■ EXERCISE OBJECTIVE ■
Give all of the lines again, with nothing added or dropped.

■ THE DATA ■
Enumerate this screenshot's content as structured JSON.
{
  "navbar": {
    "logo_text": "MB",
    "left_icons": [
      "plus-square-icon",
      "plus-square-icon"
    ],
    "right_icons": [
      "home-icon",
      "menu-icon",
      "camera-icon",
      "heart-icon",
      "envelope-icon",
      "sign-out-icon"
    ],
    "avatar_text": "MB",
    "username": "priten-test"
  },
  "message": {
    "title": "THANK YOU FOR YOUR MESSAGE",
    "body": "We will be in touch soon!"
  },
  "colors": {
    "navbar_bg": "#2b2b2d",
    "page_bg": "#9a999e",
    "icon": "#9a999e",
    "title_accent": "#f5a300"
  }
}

■ SOLUTION BELOW ■
Enumerate this screenshot's content as structured JSON.
{
  "navbar": {
    "logo_text": "MB",
    "left_icons": [
      "plus-square-icon",
      "plus-square-icon"
    ],
    "right_icons": [
      "home-icon",
      "menu-icon",
      "camera-icon",
      "heart-icon",
      "envelope-icon",
      "sign-out-icon"
    ],
    "avatar_text": "MB",
    "username": "priten-test"
  },
  "message": {
    "title": "THANK YOU FOR YOUR MESSAGE",
    "body": "We will be in touch soon!"
  },
  "colors": {
    "navbar_bg": "#2b2b2d",
    "page_bg": "#9a999e",
    "icon": "#9a999e",
    "title_accent": "#f5a300"
  }
}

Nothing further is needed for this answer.